▸ **What you are asked to do**: Your task is to output the data exactly as it stands.

▸ **Entries supplied**:
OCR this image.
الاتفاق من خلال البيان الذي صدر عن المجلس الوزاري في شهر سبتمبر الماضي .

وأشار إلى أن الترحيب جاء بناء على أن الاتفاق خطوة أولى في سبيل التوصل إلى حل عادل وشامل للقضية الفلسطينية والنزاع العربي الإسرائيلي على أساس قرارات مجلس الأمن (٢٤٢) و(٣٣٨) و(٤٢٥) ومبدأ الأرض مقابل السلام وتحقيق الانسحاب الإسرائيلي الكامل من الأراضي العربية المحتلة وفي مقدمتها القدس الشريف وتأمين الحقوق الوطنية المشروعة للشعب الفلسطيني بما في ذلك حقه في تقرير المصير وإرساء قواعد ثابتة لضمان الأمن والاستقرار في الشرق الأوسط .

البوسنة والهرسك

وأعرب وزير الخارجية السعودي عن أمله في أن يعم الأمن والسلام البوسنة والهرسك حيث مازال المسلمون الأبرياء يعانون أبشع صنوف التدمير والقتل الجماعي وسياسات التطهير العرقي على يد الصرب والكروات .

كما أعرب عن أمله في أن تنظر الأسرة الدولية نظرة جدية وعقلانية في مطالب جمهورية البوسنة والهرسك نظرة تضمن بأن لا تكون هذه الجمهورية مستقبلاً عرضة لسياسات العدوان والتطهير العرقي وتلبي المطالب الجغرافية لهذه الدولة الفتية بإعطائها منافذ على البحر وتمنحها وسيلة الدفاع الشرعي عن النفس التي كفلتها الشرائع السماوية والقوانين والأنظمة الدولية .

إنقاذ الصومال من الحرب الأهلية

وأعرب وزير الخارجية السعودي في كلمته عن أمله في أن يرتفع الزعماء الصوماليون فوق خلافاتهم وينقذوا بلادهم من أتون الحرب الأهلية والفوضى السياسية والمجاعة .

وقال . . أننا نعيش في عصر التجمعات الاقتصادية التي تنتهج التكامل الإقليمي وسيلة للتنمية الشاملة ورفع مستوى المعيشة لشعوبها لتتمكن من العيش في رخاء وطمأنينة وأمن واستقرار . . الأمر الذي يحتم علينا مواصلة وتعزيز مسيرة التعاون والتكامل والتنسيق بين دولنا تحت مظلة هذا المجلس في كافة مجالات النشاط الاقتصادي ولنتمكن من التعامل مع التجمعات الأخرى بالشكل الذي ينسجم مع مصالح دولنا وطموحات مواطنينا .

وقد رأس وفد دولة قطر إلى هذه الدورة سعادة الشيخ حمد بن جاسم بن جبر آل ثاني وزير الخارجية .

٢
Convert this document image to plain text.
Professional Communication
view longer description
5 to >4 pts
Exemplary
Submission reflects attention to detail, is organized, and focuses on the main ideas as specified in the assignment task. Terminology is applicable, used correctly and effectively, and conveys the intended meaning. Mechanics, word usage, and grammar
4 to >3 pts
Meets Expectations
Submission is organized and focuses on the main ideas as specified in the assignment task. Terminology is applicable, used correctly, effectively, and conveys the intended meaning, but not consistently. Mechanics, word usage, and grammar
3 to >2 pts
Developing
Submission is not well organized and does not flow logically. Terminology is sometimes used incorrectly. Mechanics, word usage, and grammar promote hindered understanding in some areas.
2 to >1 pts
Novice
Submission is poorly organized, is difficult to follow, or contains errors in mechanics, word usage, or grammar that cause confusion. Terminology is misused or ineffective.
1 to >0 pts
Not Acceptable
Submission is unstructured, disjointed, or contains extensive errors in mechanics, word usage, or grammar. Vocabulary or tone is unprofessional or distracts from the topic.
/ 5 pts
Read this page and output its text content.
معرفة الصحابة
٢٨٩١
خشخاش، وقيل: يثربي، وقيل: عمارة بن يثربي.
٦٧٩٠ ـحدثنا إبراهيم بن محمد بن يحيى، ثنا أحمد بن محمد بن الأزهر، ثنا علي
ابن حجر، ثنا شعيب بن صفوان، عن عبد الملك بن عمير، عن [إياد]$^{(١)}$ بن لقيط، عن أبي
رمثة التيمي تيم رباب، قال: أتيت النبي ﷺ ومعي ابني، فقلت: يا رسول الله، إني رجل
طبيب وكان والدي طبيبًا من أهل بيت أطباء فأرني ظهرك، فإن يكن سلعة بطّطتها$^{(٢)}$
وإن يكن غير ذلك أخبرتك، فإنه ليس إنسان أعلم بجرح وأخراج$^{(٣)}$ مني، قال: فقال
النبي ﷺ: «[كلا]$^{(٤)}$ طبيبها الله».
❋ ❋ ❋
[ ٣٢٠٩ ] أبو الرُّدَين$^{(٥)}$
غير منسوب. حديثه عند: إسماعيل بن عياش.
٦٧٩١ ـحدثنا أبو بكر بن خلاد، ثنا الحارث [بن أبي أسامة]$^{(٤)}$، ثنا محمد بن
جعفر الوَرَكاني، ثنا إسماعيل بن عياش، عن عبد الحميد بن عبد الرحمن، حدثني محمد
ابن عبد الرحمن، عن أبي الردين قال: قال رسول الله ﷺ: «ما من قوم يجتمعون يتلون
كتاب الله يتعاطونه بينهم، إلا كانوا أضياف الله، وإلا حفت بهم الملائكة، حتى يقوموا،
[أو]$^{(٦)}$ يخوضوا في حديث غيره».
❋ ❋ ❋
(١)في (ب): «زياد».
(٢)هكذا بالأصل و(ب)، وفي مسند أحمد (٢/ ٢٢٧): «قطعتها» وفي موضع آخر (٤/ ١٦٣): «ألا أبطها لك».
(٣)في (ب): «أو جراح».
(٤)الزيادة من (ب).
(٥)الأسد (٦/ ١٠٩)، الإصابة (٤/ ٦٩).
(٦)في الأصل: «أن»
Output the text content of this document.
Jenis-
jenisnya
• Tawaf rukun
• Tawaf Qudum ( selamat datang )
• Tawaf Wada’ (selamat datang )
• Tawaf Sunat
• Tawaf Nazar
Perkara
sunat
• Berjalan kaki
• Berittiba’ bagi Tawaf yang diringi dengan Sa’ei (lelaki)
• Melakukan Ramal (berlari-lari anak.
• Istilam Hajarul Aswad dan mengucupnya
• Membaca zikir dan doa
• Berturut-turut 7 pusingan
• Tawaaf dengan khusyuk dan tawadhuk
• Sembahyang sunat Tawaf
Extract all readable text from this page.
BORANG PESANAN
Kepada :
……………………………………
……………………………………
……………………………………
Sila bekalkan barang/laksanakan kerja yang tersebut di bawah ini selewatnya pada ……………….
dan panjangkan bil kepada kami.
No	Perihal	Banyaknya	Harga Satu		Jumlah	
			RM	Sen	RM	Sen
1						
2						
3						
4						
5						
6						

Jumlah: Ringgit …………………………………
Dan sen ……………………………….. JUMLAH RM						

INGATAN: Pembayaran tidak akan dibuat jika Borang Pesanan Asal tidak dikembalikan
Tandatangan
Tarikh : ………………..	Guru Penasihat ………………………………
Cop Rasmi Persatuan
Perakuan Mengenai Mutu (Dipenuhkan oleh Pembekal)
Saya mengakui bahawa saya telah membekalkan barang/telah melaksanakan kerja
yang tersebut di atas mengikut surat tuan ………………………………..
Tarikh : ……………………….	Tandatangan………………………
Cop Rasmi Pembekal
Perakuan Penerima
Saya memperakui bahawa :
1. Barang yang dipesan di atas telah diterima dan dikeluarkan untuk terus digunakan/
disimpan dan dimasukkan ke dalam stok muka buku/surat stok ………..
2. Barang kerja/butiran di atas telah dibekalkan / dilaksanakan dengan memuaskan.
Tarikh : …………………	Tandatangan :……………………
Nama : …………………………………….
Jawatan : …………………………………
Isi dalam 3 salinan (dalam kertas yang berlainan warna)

▸ **Exercise output**:
OCR this image.
الاتفاق من خلال البيان الذي صدر عن المجلس الوزاري في شهر سبتمبر الماضي .

وأشار إلى أن الترحيب جاء بناء على أن الاتفاق خطوة أولى في سبيل التوصل إلى حل عادل وشامل للقضية الفلسطينية والنزاع العربي الإسرائيلي على أساس قرارات مجلس الأمن (٢٤٢) و(٣٣٨) و(٤٢٥) ومبدأ الأرض مقابل السلام وتحقيق الانسحاب الإسرائيلي الكامل من الأراضي العربية المحتلة وفي مقدمتها القدس الشريف وتأمين الحقوق الوطنية المشروعة للشعب الفلسطيني بما في ذلك حقه في تقرير المصير وإرساء قواعد ثابتة لضمان الأمن والاستقرار في الشرق الأوسط .

البوسنة والهرسك

وأعرب وزير الخارجية السعودي عن أمله في أن يعم الأمن والسلام البوسنة والهرسك حيث مازال المسلمون الأبرياء يعانون أبشع صنوف التدمير والقتل الجماعي وسياسات التطهير العرقي على يد الصرب والكروات .

كما أعرب عن أمله في أن تنظر الأسرة الدولية نظرة جدية وعقلانية في مطالب جمهورية البوسنة والهرسك نظرة تضمن بأن لا تكون هذه الجمهورية مستقبلاً عرضة لسياسات العدوان والتطهير العرقي وتلبي المطالب الجغرافية لهذه الدولة الفتية بإعطائها منافذ على البحر وتمنحها وسيلة الدفاع الشرعي عن النفس التي كفلتها الشرائع السماوية والقوانين والأنظمة الدولية .

إنقاذ الصومال من الحرب الأهلية

وأعرب وزير الخارجية السعودي في كلمته عن أمله في أن يرتفع الزعماء الصوماليون فوق خلافاتهم وينقذوا بلادهم من أتون الحرب الأهلية والفوضى السياسية والمجاعة .

وقال . . أننا نعيش في عصر التجمعات الاقتصادية التي تنتهج التكامل الإقليمي وسيلة للتنمية الشاملة ورفع مستوى المعيشة لشعوبها لتتمكن من العيش في رخاء وطمأنينة وأمن واستقرار . . الأمر الذي يحتم علينا مواصلة وتعزيز مسيرة التعاون والتكامل والتنسيق بين دولنا تحت مظلة هذا المجلس في كافة مجالات النشاط الاقتصادي ولنتمكن من التعامل مع التجمعات الأخرى بالشكل الذي ينسجم مع مصالح دولنا وطموحات مواطنينا .

وقد رأس وفد دولة قطر إلى هذه الدورة سعادة الشيخ حمد بن جاسم بن جبر آل ثاني وزير الخارجية .

٢
Convert this document image to plain text.
Professional Communication
view longer description
5 to >4 pts
Exemplary
Submission reflects attention to detail, is organized, and focuses on the main ideas as specified in the assignment task. Terminology is applicable, used correctly and effectively, and conveys the intended meaning. Mechanics, word usage, and grammar
4 to >3 pts
Meets Expectations
Submission is organized and focuses on the main ideas as specified in the assignment task. Terminology is applicable, used correctly, effectively, and conveys the intended meaning, but not consistently. Mechanics, word usage, and grammar
3 to >2 pts
Developing
Submission is not well organized and does not flow logically. Terminology is sometimes used incorrectly. Mechanics, word usage, and grammar promote hindered understanding in some areas.
2 to >1 pts
Novice
Submission is poorly organized, is difficult to follow, or contains errors in mechanics, word usage, or grammar that cause confusion. Terminology is misused or ineffective.
1 to >0 pts
Not Acceptable
Submission is unstructured, disjointed, or contains extensive errors in mechanics, word usage, or grammar. Vocabulary or tone is unprofessional or distracts from the topic.
/ 5 pts
Read this page and output its text content.
معرفة الصحابة
٢٨٩١
خشخاش، وقيل: يثربي، وقيل: عمارة بن يثربي.
٦٧٩٠ ـحدثنا إبراهيم بن محمد بن يحيى، ثنا أحمد بن محمد بن الأزهر، ثنا علي
ابن حجر، ثنا شعيب بن صفوان، عن عبد الملك بن عمير، عن [إياد]$^{(١)}$ بن لقيط، عن أبي
رمثة التيمي تيم رباب، قال: أتيت النبي ﷺ ومعي ابني، فقلت: يا رسول الله، إني رجل
طبيب وكان والدي طبيبًا من أهل بيت أطباء فأرني ظهرك، فإن يكن سلعة بطّطتها$^{(٢)}$
وإن يكن غير ذلك أخبرتك، فإنه ليس إنسان أعلم بجرح وأخراج$^{(٣)}$ مني، قال: فقال
النبي ﷺ: «[كلا]$^{(٤)}$ طبيبها الله».
❋ ❋ ❋
[ ٣٢٠٩ ] أبو الرُّدَين$^{(٥)}$
غير منسوب. حديثه عند: إسماعيل بن عياش.
٦٧٩١ ـحدثنا أبو بكر بن خلاد، ثنا الحارث [بن أبي أسامة]$^{(٤)}$، ثنا محمد بن
جعفر الوَرَكاني، ثنا إسماعيل بن عياش، عن عبد الحميد بن عبد الرحمن، حدثني محمد
ابن عبد الرحمن، عن أبي الردين قال: قال رسول الله ﷺ: «ما من قوم يجتمعون يتلون
كتاب الله يتعاطونه بينهم، إلا كانوا أضياف الله، وإلا حفت بهم الملائكة، حتى يقوموا،
[أو]$^{(٦)}$ يخوضوا في حديث غيره».
❋ ❋ ❋
(١)في (ب): «زياد».
(٢)هكذا بالأصل و(ب)، وفي مسند أحمد (٢/ ٢٢٧): «قطعتها» وفي موضع آخر (٤/ ١٦٣): «ألا أبطها لك».
(٣)في (ب): «أو جراح».
(٤)الزيادة من (ب).
(٥)الأسد (٦/ ١٠٩)، الإصابة (٤/ ٦٩).
(٦)في الأصل: «أن»
Output the text content of this document.
Jenis-
jenisnya
• Tawaf rukun
• Tawaf Qudum ( selamat datang )
• Tawaf Wada’ (selamat datang )
• Tawaf Sunat
• Tawaf Nazar
Perkara
sunat
• Berjalan kaki
• Berittiba’ bagi Tawaf yang diringi dengan Sa’ei (lelaki)
• Melakukan Ramal (berlari-lari anak.
• Istilam Hajarul Aswad dan mengucupnya
• Membaca zikir dan doa
• Berturut-turut 7 pusingan
• Tawaaf dengan khusyuk dan tawadhuk
• Sembahyang sunat Tawaf
Extract all readable text from this page.
BORANG PESANAN
Kepada :
……………………………………
……………………………………
……………………………………
Sila bekalkan barang/laksanakan kerja yang tersebut di bawah ini selewatnya pada ……………….
dan panjangkan bil kepada kami.
No	Perihal	Banyaknya	Harga Satu		Jumlah	
			RM	Sen	RM	Sen
1						
2						
3						
4						
5						
6						

Jumlah: Ringgit …………………………………
Dan sen ……………………………….. JUMLAH RM						

INGATAN: Pembayaran tidak akan dibuat jika Borang Pesanan Asal tidak dikembalikan
Tandatangan
Tarikh : ………………..	Guru Penasihat ………………………………
Cop Rasmi Persatuan
Perakuan Mengenai Mutu (Dipenuhkan oleh Pembekal)
Saya mengakui bahawa saya telah membekalkan barang/telah melaksanakan kerja
yang tersebut di atas mengikut surat tuan ………………………………..
Tarikh : ……………………….	Tandatangan………………………
Cop Rasmi Pembekal
Perakuan Penerima
Saya memperakui bahawa :
1. Barang yang dipesan di atas telah diterima dan dikeluarkan untuk terus digunakan/
disimpan dan dimasukkan ke dalam stok muka buku/surat stok ………..
2. Barang kerja/butiran di atas telah dibekalkan / dilaksanakan dengan memuaskan.
Tarikh : …………………	Tandatangan :……………………
Nama : …………………………………….
Jawatan : …………………………………
Isi dalam 3 salinan (dalam kertas yang berlainan warna)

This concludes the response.